# Exercise prompt
Find how many lines in the material contain "caption"; your answer should be that number alone.

(Records from a collection of figures)
***

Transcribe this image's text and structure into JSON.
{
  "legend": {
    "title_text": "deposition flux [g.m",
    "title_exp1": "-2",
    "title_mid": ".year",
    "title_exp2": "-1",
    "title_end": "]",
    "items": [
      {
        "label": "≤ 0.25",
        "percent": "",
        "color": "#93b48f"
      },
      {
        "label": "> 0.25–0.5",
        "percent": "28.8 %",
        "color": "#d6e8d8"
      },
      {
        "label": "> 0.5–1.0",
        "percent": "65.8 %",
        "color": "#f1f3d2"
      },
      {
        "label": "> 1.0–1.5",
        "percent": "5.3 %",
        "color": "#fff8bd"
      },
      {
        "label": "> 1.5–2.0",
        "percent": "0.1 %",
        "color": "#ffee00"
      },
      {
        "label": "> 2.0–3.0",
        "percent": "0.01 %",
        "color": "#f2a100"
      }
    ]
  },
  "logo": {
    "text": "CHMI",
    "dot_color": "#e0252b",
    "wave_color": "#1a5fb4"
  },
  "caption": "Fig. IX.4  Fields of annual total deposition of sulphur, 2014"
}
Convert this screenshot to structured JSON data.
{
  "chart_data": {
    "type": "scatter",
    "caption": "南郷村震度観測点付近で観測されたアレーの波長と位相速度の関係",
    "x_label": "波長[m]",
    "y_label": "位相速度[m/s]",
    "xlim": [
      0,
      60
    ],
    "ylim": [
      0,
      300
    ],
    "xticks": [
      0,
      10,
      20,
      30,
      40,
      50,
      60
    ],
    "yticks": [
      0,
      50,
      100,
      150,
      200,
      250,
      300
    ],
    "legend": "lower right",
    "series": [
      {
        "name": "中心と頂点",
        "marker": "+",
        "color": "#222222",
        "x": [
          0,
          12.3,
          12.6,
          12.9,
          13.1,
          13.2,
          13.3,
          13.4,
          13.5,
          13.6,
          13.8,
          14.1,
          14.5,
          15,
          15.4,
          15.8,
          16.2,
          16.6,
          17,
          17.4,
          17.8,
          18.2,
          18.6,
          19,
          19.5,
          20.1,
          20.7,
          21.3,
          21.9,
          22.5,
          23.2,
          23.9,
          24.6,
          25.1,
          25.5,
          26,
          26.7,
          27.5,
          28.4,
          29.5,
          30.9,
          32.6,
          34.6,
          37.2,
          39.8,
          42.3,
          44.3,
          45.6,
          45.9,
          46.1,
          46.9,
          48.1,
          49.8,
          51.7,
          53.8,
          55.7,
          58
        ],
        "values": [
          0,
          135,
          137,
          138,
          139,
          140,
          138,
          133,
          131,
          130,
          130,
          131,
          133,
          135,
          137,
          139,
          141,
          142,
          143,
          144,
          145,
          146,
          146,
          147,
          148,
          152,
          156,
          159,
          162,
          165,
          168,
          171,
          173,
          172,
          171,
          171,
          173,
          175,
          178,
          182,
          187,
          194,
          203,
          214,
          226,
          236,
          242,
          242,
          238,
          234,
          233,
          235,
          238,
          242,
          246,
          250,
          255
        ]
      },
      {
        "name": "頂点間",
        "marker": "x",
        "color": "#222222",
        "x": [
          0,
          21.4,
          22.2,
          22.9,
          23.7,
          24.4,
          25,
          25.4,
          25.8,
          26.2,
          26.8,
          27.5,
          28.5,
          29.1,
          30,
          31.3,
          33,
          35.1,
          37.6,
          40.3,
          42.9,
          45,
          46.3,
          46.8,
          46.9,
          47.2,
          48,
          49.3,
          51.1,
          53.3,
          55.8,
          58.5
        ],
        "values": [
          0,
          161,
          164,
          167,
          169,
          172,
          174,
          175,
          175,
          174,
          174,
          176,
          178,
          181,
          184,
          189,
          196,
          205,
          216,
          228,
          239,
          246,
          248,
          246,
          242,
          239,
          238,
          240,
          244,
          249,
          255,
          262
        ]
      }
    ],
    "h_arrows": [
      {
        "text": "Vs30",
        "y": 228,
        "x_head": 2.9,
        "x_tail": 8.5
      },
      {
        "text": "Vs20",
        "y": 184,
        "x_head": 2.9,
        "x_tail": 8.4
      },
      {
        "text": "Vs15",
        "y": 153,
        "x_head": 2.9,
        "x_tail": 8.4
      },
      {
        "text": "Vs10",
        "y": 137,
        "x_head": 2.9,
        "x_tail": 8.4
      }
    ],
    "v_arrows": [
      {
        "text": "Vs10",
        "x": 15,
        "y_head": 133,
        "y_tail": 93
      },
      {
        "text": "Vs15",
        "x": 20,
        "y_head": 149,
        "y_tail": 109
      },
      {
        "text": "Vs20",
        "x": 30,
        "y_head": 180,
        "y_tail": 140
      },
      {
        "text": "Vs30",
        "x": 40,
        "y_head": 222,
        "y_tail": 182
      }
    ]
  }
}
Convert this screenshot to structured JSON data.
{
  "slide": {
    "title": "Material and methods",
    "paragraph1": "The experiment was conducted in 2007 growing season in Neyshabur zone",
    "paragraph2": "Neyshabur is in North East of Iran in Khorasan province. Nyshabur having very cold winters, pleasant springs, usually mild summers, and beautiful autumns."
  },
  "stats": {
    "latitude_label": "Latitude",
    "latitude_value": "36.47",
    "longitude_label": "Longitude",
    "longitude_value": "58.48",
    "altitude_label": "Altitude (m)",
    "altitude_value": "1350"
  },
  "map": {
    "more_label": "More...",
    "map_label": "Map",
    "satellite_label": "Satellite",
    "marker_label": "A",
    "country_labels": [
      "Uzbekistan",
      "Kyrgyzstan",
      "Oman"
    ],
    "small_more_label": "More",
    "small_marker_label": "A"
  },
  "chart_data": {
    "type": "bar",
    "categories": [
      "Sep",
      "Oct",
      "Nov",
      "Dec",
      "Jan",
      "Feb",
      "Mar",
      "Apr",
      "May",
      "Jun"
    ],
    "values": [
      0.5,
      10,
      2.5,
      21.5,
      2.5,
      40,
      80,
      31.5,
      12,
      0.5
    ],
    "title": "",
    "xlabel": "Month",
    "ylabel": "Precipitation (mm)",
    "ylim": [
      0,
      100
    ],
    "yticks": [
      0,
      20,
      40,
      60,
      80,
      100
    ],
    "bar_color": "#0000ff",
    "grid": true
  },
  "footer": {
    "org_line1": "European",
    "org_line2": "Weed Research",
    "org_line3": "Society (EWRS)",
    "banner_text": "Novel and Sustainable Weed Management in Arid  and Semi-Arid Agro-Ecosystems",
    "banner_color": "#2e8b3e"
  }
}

***

# Task response
2